_INFORMATION_:
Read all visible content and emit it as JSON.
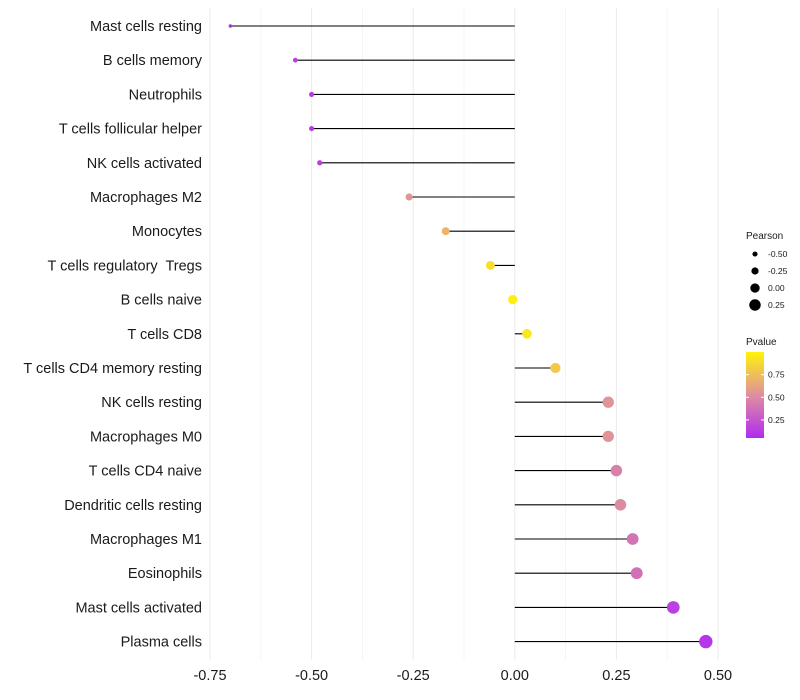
{
  "chart_data": {
    "type": "lollipop",
    "categories": [
      "Mast cells resting",
      "B cells memory",
      "Neutrophils",
      "T cells follicular helper",
      "NK cells activated",
      "Macrophages M2",
      "Monocytes",
      "T cells regulatory  Tregs",
      "B cells naive",
      "T cells CD8",
      "T cells CD4 memory resting",
      "NK cells resting",
      "Macrophages M0",
      "T cells CD4 naive",
      "Dendritic cells resting",
      "Macrophages M1",
      "Eosinophils",
      "Mast cells activated",
      "Plasma cells"
    ],
    "pearson": [
      -0.7,
      -0.54,
      -0.5,
      -0.5,
      -0.48,
      -0.26,
      -0.17,
      -0.06,
      -0.005,
      0.03,
      0.1,
      0.23,
      0.23,
      0.25,
      0.26,
      0.29,
      0.3,
      0.39,
      0.47
    ],
    "pvalue": [
      0.05,
      0.15,
      0.12,
      0.12,
      0.15,
      0.55,
      0.7,
      0.9,
      0.98,
      0.95,
      0.8,
      0.55,
      0.55,
      0.45,
      0.5,
      0.4,
      0.38,
      0.15,
      0.1
    ],
    "xlim": [
      -0.75,
      0.5
    ],
    "xticks": [
      "-0.75",
      "-0.50",
      "-0.25",
      "0.00",
      "0.25",
      "0.50"
    ],
    "xtick_values": [
      -0.75,
      -0.5,
      -0.25,
      0.0,
      0.25,
      0.5
    ],
    "grid": true,
    "size_legend": {
      "title": "Pearson",
      "labels": [
        "-0.50",
        "-0.25",
        "0.00",
        "0.25"
      ],
      "values": [
        -0.5,
        -0.25,
        0.0,
        0.25
      ]
    },
    "color_legend": {
      "title": "Pvalue",
      "labels": [
        "0.75",
        "0.50",
        "0.25"
      ],
      "values": [
        0.75,
        0.5,
        0.25
      ],
      "range": [
        0.05,
        1.0
      ],
      "low_color": "#b02cf0",
      "mid_color": "#df8f9f",
      "high_color": "#fff30a"
    },
    "stem_color": "#000000",
    "grid_color": "#ebebeb"
  }
}
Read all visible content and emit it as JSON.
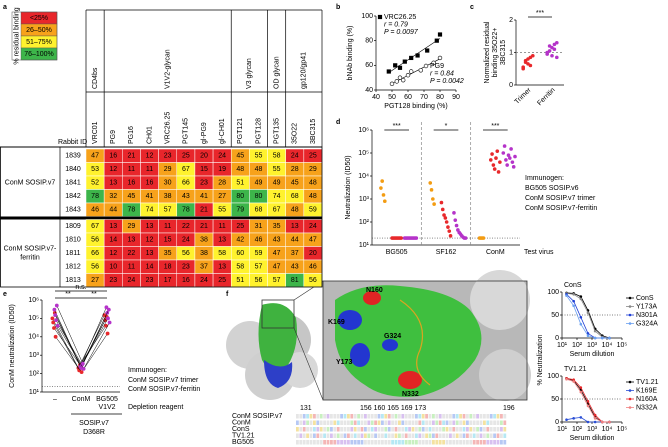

_PROBLEM STATEMENT_:
Print every line of the material exactly as written, but drop the pictures.

_ANSWER BOX_:
Read all visible content and emit it as JSON.
{
  "chart_data": {
    "type": "lollipop",
    "categories": [
      "Mast cells resting",
      "B cells memory",
      "Neutrophils",
      "T cells follicular helper",
      "NK cells activated",
      "Macrophages M2",
      "Monocytes",
      "T cells regulatory  Tregs",
      "B cells naive",
      "T cells CD8",
      "T cells CD4 memory resting",
      "NK cells resting",
      "Macrophages M0",
      "T cells CD4 naive",
      "Dendritic cells resting",
      "Macrophages M1",
      "Eosinophils",
      "Mast cells activated",
      "Plasma cells"
    ],
    "pearson": [
      -0.7,
      -0.54,
      -0.5,
      -0.5,
      -0.48,
      -0.26,
      -0.17,
      -0.06,
      -0.005,
      0.03,
      0.1,
      0.23,
      0.23,
      0.25,
      0.26,
      0.29,
      0.3,
      0.39,
      0.47
    ],
    "pvalue": [
      0.05,
      0.15,
      0.12,
      0.12,
      0.15,
      0.55,
      0.7,
      0.9,
      0.98,
      0.95,
      0.8,
      0.55,
      0.55,
      0.45,
      0.5,
      0.4,
      0.38,
      0.15,
      0.1
    ],
    "xlim": [
      -0.75,
      0.5
    ],
    "xticks": [
      "-0.75",
      "-0.50",
      "-0.25",
      "0.00",
      "0.25",
      "0.50"
    ],
    "xtick_values": [
      -0.75,
      -0.5,
      -0.25,
      0.0,
      0.25,
      0.5
    ],
    "grid": true,
    "size_legend": {
      "title": "Pearson",
      "labels": [
        "-0.50",
        "-0.25",
        "0.00",
        "0.25"
      ],
      "values": [
        -0.5,
        -0.25,
        0.0,
        0.25
      ]
    },
    "color_legend": {
      "title": "Pvalue",
      "labels": [
        "0.75",
        "0.50",
        "0.25"
      ],
      "values": [
        0.75,
        0.5,
        0.25
      ],
      "range": [
        0.05,
        1.0
      ],
      "low_color": "#b02cf0",
      "mid_color": "#df8f9f",
      "high_color": "#fff30a"
    },
    "stem_color": "#000000",
    "grid_color": "#ebebeb"
  }
}
Read all visible content and emit it as JSON.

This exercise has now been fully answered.